The exercise:
Copy each line below that includes "text".

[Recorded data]
Start

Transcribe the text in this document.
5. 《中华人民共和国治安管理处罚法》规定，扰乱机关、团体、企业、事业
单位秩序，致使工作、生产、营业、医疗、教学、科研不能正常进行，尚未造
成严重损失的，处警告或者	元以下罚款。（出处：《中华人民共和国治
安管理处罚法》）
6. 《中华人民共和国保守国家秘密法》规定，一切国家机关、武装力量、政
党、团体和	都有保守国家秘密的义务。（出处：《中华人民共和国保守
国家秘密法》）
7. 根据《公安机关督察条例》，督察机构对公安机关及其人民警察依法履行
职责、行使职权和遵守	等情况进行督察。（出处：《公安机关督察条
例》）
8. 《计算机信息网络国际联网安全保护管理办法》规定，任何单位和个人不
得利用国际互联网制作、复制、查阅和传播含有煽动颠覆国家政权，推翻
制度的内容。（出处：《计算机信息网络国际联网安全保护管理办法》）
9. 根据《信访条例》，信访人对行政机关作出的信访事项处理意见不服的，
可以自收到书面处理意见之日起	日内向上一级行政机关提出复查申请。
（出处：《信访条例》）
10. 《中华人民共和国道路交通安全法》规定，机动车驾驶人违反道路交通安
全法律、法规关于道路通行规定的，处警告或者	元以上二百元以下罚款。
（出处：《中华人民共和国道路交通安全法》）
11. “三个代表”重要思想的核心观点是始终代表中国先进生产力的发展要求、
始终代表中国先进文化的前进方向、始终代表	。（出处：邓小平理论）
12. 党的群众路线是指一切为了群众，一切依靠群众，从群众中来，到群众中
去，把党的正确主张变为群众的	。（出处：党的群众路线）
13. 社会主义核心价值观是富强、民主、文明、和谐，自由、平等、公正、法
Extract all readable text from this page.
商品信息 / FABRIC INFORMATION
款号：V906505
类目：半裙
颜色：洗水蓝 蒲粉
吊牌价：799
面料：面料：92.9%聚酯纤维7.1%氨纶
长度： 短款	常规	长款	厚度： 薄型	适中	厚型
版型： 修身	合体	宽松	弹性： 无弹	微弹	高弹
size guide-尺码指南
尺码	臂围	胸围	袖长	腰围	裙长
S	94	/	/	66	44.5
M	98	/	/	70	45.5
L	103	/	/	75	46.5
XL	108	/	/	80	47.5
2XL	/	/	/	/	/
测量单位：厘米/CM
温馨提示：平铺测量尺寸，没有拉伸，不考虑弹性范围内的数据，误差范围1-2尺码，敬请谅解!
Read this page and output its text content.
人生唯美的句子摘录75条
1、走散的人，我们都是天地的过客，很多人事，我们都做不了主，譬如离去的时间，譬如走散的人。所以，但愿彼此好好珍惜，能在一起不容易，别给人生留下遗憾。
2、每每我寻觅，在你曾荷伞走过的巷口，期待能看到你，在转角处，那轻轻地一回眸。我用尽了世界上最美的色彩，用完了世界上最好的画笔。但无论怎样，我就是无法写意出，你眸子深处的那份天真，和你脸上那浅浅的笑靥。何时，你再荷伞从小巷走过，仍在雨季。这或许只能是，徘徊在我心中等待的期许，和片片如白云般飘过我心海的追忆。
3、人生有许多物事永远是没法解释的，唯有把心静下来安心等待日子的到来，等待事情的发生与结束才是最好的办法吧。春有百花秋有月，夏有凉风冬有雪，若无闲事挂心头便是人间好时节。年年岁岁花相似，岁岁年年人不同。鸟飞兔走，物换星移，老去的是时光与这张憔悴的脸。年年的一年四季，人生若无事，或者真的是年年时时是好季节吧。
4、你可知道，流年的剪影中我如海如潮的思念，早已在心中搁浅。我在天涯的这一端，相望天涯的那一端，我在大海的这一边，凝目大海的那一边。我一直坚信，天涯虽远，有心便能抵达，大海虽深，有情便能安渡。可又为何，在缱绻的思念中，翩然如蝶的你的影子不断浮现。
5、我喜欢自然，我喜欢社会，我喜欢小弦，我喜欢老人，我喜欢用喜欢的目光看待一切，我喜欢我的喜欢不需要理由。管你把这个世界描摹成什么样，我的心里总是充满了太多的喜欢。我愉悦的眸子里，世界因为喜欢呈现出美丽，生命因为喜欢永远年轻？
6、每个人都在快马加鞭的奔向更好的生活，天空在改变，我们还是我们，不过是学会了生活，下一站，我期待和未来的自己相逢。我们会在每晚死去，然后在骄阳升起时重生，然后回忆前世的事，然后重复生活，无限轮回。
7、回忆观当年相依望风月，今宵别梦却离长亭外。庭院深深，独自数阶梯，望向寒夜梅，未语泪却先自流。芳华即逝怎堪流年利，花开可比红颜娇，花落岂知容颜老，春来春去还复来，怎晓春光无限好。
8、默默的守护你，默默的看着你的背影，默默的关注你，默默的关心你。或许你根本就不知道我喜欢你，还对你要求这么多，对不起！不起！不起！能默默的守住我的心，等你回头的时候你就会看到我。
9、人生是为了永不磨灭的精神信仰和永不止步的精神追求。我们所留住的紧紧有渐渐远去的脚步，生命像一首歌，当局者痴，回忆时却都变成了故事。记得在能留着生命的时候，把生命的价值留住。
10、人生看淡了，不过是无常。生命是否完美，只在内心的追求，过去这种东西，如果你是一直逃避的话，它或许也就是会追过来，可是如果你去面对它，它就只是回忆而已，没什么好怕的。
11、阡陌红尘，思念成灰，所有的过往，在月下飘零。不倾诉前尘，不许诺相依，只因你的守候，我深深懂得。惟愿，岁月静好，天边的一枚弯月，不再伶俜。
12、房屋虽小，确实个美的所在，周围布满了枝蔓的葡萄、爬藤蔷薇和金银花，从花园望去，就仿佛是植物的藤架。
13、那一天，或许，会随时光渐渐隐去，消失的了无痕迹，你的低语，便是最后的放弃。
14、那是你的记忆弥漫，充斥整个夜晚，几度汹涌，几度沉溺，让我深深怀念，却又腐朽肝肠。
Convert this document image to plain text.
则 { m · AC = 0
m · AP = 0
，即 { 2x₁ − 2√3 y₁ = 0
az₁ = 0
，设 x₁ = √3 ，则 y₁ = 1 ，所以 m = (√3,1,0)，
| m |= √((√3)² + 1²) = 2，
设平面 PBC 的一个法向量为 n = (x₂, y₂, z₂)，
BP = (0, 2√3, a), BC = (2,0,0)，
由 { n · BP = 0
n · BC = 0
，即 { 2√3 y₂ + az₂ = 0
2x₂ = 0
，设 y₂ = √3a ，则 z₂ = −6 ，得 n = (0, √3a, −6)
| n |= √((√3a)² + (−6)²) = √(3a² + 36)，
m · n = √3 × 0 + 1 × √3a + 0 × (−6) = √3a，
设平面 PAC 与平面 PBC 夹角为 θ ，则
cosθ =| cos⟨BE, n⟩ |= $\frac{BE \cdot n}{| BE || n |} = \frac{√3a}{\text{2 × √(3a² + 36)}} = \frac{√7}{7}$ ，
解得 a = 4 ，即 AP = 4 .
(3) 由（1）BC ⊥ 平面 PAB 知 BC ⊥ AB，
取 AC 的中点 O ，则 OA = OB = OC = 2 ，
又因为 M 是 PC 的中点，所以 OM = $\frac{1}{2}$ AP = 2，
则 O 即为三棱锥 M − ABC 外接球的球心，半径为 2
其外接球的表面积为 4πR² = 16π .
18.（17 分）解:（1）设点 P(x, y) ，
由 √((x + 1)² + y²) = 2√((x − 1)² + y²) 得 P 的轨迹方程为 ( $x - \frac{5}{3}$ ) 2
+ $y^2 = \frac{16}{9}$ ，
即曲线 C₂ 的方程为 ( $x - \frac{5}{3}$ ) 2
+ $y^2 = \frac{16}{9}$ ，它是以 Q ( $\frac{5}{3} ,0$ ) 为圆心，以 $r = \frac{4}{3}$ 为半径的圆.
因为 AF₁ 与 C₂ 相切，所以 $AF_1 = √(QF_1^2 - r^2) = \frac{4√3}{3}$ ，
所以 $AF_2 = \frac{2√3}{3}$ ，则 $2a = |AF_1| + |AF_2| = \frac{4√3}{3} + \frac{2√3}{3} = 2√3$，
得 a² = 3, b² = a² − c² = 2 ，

End

Answer to this problem:
Transcribe the text in this document.
Extract all readable text from this page.
Read this page and output its text content.
Convert this document image to plain text.
cosθ =| cos⟨BE, n⟩ |= $\frac{BE \cdot n}{| BE || n |} = \frac{√3a}{\text{2 × √(3a² + 36)}} = \frac{√7}{7}$ ，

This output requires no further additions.